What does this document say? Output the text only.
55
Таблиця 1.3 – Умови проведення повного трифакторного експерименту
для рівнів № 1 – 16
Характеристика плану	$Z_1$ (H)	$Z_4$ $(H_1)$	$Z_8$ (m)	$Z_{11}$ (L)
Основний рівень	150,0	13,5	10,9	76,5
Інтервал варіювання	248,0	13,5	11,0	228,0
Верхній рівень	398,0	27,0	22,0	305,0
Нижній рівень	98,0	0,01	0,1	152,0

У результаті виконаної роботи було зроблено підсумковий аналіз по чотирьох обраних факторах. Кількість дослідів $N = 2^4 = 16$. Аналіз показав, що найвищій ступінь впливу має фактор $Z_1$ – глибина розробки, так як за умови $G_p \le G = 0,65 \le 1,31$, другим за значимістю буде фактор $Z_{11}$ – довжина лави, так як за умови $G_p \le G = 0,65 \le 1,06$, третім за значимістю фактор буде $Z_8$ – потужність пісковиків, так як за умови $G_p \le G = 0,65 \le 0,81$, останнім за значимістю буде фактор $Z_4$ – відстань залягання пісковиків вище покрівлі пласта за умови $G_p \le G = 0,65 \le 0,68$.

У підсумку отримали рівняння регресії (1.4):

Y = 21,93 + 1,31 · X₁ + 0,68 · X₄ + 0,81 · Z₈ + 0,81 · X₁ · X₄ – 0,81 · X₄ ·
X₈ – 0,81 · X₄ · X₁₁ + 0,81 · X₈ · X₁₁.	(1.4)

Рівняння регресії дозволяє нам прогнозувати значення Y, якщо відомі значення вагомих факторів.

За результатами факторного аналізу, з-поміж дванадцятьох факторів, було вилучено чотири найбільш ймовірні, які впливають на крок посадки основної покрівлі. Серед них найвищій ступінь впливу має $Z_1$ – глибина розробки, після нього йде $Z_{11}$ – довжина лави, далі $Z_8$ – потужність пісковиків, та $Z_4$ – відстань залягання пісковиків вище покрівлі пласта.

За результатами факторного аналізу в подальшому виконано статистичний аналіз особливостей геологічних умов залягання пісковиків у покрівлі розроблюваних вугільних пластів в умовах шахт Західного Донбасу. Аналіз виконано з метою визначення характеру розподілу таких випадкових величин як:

Written exercise => Using the data above, copy each line that contains "було".

Answer for the task =>
У результаті виконаної роботи було зроблено підсумковий аналіз по чотирьох обраних факторах. Кількість дослідів $N = 2^4 = 16$. Аналіз показав, що найвищій ступінь впливу має фактор $Z_1$ – глибина розробки, так як за умови $G_p \le G = 0,65 \le 1,31$, другим за значимістю буде фактор $Z_{11}$ – довжина лави, так як за умови $G_p \le G = 0,65 \le 1,06$, третім за значимістю фактор буде $Z_8$ – потужність пісковиків, так як за умови $G_p \le G = 0,65 \le 0,81$, останнім за значимістю буде фактор $Z_4$ – відстань залягання пісковиків вище покрівлі пласта за умови $G_p \le G = 0,65 \le 0,68$.
За результатами факторного аналізу, з-поміж дванадцятьох факторів, було вилучено чотири найбільш ймовірні, які впливають на крок посадки основної покрівлі. Серед них найвищій ступінь впливу має $Z_1$ – глибина розробки, після нього йде $Z_{11}$ – довжина лави, далі $Z_8$ – потужність пісковиків, та $Z_4$ – відстань залягання пісковиків вище покрівлі пласта.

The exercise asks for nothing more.